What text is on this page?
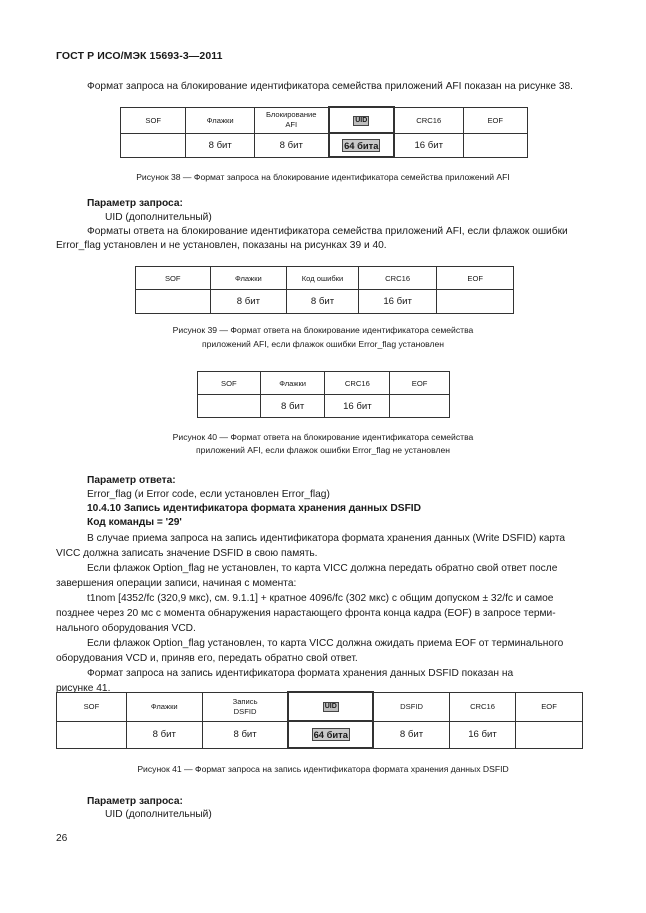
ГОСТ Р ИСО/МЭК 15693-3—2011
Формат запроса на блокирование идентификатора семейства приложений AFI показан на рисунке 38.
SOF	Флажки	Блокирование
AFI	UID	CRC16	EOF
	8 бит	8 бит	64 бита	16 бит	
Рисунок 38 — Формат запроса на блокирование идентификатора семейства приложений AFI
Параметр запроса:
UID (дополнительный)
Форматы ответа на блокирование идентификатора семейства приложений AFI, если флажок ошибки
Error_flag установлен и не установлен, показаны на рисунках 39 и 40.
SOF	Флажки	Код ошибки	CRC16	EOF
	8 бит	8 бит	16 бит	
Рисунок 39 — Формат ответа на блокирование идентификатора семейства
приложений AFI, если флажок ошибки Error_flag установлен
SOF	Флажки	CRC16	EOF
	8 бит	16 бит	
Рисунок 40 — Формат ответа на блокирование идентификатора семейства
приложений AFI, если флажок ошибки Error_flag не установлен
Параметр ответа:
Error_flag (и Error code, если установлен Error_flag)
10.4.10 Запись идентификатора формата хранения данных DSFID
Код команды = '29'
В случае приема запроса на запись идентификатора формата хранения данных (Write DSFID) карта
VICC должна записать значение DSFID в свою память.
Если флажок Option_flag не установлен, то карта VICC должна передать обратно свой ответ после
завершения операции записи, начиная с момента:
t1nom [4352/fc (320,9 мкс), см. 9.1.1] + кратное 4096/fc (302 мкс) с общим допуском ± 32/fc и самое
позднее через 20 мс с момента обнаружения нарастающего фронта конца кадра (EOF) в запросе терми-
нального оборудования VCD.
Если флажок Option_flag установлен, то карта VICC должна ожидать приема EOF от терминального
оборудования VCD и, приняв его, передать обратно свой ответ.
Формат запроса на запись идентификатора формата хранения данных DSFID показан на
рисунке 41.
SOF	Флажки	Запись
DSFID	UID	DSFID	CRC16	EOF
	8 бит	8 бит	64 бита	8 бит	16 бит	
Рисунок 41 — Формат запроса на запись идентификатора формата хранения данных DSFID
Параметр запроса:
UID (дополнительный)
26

==*==

What is asked. The pictures should not appear in the copy; every other part of the records above must be returned exactly.

Exercise result.
What text is on this page?
ГОСТ Р ИСО/МЭК 15693-3—2011
Формат запроса на блокирование идентификатора семейства приложений AFI показан на рисунке 38.
SOF	Флажки	Блокирование
AFI	UID	CRC16	EOF
	8 бит	8 бит	64 бита	16 бит	
Рисунок 38 — Формат запроса на блокирование идентификатора семейства приложений AFI
Параметр запроса:
UID (дополнительный)
Форматы ответа на блокирование идентификатора семейства приложений AFI, если флажок ошибки
Error_flag установлен и не установлен, показаны на рисунках 39 и 40.
SOF	Флажки	Код ошибки	CRC16	EOF
	8 бит	8 бит	16 бит	
Рисунок 39 — Формат ответа на блокирование идентификатора семейства
приложений AFI, если флажок ошибки Error_flag установлен
SOF	Флажки	CRC16	EOF
	8 бит	16 бит	
Рисунок 40 — Формат ответа на блокирование идентификатора семейства
приложений AFI, если флажок ошибки Error_flag не установлен
Параметр ответа:
Error_flag (и Error code, если установлен Error_flag)
10.4.10 Запись идентификатора формата хранения данных DSFID
Код команды = '29'
В случае приема запроса на запись идентификатора формата хранения данных (Write DSFID) карта
VICC должна записать значение DSFID в свою память.
Если флажок Option_flag не установлен, то карта VICC должна передать обратно свой ответ после
завершения операции записи, начиная с момента:
t1nom [4352/fc (320,9 мкс), см. 9.1.1] + кратное 4096/fc (302 мкс) с общим допуском ± 32/fc и самое
позднее через 20 мс с момента обнаружения нарастающего фронта конца кадра (EOF) в запросе терми-
нального оборудования VCD.
Если флажок Option_flag установлен, то карта VICC должна ожидать приема EOF от терминального
оборудования VCD и, приняв его, передать обратно свой ответ.
Формат запроса на запись идентификатора формата хранения данных DSFID показан на
рисунке 41.
SOF	Флажки	Запись
DSFID	UID	DSFID	CRC16	EOF
	8 бит	8 бит	64 бита	8 бит	16 бит	
Рисунок 41 — Формат запроса на запись идентификатора формата хранения данных DSFID
Параметр запроса:
UID (дополнительный)
26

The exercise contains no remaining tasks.